Begin INPUT DATA
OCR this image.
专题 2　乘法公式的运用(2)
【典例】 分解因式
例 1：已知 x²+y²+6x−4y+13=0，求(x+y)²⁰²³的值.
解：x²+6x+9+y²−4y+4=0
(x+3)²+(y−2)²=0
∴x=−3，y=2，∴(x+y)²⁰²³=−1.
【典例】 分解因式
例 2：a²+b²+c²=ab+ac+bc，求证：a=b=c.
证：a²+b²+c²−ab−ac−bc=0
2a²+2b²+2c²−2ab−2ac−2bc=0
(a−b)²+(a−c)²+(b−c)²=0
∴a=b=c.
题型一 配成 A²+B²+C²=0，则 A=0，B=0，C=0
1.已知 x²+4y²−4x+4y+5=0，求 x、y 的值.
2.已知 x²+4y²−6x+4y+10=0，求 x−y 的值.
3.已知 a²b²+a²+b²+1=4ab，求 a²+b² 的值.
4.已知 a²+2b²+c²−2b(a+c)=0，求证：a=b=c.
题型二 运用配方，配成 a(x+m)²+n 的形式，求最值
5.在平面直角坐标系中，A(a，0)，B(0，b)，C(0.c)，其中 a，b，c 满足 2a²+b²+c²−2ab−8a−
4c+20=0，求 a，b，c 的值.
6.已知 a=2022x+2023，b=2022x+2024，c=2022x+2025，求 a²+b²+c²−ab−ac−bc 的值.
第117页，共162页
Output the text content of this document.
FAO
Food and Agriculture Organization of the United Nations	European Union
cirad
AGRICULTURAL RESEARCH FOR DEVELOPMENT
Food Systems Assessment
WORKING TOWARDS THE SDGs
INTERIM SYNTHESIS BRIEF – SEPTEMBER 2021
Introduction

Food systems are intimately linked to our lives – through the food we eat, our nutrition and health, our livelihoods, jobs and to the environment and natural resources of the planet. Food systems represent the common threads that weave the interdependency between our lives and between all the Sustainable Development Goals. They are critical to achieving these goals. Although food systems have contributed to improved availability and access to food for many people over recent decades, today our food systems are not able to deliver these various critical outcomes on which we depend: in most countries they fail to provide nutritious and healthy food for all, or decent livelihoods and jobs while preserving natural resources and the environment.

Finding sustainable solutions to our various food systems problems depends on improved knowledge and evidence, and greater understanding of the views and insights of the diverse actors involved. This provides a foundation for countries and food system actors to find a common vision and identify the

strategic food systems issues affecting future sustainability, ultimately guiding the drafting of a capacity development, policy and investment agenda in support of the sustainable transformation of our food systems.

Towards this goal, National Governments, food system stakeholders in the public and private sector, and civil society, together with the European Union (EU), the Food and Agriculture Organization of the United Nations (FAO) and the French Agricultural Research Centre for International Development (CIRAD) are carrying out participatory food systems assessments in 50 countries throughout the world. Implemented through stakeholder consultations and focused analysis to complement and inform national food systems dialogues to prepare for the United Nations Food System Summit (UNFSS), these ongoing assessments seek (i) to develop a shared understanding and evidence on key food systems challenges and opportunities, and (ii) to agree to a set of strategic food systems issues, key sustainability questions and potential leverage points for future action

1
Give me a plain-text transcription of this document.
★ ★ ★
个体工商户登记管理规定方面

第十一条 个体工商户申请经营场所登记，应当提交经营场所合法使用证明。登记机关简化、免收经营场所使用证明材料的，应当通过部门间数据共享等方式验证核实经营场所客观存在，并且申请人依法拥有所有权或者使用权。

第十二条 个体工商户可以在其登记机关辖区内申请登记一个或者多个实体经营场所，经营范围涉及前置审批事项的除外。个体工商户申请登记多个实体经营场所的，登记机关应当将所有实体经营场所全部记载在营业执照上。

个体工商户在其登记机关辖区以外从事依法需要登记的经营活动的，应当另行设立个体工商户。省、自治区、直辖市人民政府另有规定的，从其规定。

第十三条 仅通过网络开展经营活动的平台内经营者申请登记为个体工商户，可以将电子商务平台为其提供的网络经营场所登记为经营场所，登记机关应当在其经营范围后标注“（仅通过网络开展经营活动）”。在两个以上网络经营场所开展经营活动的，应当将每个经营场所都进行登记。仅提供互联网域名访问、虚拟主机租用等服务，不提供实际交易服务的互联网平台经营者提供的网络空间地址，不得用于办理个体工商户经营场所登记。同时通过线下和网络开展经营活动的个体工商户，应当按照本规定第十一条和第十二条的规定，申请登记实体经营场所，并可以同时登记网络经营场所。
End INPUT DATA
» **WHAT YOU NEED TO DO**
Take every line containing the word "Agriculture" and copy it.

» **WRITTEN SOLUTION**
Food and Agriculture Organization of the United Nations	European Union
Towards this goal, National Governments, food system stakeholders in the public and private sector, and civil society, together with the European Union (EU), the Food and Agriculture Organization of the United Nations (FAO) and the French Agricultural Research Centre for International Development (CIRAD) are carrying out participatory food systems assessments in 50 countries throughout the world. Implemented through stakeholder consultations and focused analysis to complement and inform national food systems dialogues to prepare for the United Nations Food System Summit (UNFSS), these ongoing assessments seek (i) to develop a shared understanding and evidence on key food systems challenges and opportunities, and (ii) to agree to a set of strategic food systems issues, key sustainability questions and potential leverage points for future action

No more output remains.